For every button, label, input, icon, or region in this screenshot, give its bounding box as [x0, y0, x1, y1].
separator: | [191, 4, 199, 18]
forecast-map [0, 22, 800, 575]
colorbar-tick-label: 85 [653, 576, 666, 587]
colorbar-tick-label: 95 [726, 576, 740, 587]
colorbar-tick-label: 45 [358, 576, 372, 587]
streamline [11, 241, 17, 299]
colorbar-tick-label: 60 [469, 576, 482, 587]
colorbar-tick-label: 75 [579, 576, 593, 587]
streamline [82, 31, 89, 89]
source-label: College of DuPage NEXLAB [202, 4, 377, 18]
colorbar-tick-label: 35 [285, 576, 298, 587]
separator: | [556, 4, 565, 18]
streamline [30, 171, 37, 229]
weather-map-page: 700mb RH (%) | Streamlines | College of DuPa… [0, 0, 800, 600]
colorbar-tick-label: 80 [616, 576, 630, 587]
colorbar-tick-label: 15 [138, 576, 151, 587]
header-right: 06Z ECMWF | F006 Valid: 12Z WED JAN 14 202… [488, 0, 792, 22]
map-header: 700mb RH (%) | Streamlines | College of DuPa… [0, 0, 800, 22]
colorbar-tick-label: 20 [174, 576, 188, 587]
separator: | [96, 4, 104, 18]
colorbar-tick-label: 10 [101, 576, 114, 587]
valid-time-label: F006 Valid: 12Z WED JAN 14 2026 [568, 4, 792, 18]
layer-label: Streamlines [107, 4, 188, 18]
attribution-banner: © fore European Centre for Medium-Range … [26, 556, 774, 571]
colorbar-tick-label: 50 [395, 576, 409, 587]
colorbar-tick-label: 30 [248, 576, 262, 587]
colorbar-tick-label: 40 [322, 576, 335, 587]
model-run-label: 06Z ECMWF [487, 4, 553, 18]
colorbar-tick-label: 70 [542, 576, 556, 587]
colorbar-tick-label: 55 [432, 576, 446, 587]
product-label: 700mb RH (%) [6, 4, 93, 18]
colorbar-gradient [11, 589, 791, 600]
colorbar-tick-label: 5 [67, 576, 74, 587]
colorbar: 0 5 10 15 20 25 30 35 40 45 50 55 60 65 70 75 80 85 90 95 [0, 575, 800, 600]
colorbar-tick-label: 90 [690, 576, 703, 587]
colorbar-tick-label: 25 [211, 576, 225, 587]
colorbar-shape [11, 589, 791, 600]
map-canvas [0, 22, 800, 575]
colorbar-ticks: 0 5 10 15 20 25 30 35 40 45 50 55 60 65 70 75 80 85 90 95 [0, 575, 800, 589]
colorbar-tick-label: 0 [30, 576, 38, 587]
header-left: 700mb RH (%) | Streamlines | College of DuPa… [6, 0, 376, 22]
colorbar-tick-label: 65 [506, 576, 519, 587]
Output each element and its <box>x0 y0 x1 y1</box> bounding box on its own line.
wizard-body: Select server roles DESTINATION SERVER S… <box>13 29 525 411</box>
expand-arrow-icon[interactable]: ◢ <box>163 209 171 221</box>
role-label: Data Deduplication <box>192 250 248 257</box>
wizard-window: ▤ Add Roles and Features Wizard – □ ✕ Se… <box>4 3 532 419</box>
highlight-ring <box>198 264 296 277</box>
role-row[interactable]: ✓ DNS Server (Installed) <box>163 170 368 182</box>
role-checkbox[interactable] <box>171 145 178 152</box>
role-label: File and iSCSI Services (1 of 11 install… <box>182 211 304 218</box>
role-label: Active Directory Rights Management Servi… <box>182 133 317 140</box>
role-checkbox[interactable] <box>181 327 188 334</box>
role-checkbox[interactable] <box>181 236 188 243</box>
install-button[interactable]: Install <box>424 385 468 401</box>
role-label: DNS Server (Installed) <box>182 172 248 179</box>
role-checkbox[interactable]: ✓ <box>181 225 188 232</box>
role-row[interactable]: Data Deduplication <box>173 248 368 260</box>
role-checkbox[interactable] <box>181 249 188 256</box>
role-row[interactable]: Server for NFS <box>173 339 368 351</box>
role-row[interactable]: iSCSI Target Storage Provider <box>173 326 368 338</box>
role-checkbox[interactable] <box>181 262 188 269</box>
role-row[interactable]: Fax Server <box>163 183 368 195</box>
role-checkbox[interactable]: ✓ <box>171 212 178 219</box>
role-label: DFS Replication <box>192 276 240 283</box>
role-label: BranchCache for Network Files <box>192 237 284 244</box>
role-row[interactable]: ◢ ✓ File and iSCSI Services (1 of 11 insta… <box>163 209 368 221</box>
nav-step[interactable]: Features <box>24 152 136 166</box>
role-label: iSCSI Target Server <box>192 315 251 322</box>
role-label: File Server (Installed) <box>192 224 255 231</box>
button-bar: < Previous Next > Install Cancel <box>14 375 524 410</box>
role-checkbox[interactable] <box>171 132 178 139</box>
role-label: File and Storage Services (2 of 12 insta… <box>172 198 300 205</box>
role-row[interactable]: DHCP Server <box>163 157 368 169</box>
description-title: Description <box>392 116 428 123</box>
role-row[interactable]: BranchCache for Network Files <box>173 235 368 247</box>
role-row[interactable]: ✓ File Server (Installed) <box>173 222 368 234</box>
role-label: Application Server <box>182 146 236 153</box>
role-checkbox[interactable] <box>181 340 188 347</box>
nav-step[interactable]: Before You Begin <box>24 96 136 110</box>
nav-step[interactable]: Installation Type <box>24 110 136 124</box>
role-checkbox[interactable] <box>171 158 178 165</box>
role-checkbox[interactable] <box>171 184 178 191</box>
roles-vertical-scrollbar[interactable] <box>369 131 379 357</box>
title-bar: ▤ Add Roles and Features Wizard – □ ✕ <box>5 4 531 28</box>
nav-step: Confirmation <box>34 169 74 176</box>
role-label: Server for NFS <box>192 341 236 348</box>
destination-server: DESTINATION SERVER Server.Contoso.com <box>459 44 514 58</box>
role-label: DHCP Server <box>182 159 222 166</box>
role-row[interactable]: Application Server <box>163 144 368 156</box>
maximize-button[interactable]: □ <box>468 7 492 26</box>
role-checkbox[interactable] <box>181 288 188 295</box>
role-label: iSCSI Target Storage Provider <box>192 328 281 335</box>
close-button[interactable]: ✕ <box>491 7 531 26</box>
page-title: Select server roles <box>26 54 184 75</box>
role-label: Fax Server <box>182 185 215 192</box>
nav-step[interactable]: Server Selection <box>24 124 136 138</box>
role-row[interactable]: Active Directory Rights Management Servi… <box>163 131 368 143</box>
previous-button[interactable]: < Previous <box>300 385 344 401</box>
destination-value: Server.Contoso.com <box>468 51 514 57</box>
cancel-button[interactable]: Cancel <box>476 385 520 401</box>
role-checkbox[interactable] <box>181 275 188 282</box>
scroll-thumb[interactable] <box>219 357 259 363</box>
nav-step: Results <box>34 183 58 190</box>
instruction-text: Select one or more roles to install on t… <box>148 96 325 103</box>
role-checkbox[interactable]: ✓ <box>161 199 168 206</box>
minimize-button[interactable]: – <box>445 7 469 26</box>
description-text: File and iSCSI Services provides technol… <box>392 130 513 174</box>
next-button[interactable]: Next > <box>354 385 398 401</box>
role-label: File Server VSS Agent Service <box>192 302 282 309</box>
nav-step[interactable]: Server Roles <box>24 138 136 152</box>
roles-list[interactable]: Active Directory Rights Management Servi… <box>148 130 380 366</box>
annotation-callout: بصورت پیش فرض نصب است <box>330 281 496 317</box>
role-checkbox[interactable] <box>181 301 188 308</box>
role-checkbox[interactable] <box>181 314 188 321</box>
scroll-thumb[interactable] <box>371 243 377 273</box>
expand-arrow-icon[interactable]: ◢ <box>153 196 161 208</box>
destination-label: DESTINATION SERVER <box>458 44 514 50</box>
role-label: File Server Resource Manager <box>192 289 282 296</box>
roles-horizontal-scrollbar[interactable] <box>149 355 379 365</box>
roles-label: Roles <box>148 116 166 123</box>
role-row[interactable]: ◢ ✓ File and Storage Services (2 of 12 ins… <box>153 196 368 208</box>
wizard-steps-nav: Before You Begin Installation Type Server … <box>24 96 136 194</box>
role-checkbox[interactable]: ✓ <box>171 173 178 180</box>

──────────

**The request:** Reproduce verbatim the lines starting at the beginning of the material and ending with the line that contains "Output each element", including that line.

**Written answer:**
For every button, label, input, icon, or region in this screenshot, give its bounding box as [x0, y0, x1, y1].
separator: | [191, 4, 199, 18]
forecast-map [0, 22, 800, 575]
colorbar-tick-label: 85 [653, 576, 666, 587]
colorbar-tick-label: 95 [726, 576, 740, 587]
colorbar-tick-label: 45 [358, 576, 372, 587]
streamline [11, 241, 17, 299]
colorbar-tick-label: 60 [469, 576, 482, 587]
colorbar-tick-label: 75 [579, 576, 593, 587]
streamline [82, 31, 89, 89]
source-label: College of DuPage NEXLAB [202, 4, 377, 18]
colorbar-tick-label: 35 [285, 576, 298, 587]
separator: | [556, 4, 565, 18]
streamline [30, 171, 37, 229]
weather-map-page: 700mb RH (%) | Streamlines | College of DuPa… [0, 0, 800, 600]
colorbar-tick-label: 80 [616, 576, 630, 587]
colorbar-tick-label: 15 [138, 576, 151, 587]
header-right: 06Z ECMWF | F006 Valid: 12Z WED JAN 14 202… [488, 0, 792, 22]
map-header: 700mb RH (%) | Streamlines | College of DuPa… [0, 0, 800, 22]
colorbar-tick-label: 20 [174, 576, 188, 587]
separator: | [96, 4, 104, 18]
colorbar-tick-label: 10 [101, 576, 114, 587]
valid-time-label: F006 Valid: 12Z WED JAN 14 2026 [568, 4, 792, 18]
layer-label: Streamlines [107, 4, 188, 18]
attribution-banner: © fore European Centre for Medium-Range … [26, 556, 774, 571]
colorbar-tick-label: 50 [395, 576, 409, 587]
colorbar-tick-label: 30 [248, 576, 262, 587]
colorbar-tick-label: 40 [322, 576, 335, 587]
model-run-label: 06Z ECMWF [487, 4, 553, 18]
colorbar-tick-label: 70 [542, 576, 556, 587]
colorbar-tick-label: 55 [432, 576, 446, 587]
product-label: 700mb RH (%) [6, 4, 93, 18]
colorbar-gradient [11, 589, 791, 600]
colorbar-tick-label: 5 [67, 576, 74, 587]
colorbar: 0 5 10 15 20 25 30 35 40 45 50 55 60 65 70 75 80 85 90 95 [0, 575, 800, 600]
colorbar-tick-label: 90 [690, 576, 703, 587]
colorbar-tick-label: 25 [211, 576, 225, 587]
colorbar-shape [11, 589, 791, 600]
map-canvas [0, 22, 800, 575]
colorbar-ticks: 0 5 10 15 20 25 30 35 40 45 50 55 60 65 70 75 80 85 90 95 [0, 575, 800, 589]
colorbar-tick-label: 0 [30, 576, 38, 587]
header-left: 700mb RH (%) | Streamlines | College of DuPa… [6, 0, 376, 22]
colorbar-tick-label: 65 [506, 576, 519, 587]
Output each element and its <box>x0 y0 x1 y1</box> bounding box on its own line.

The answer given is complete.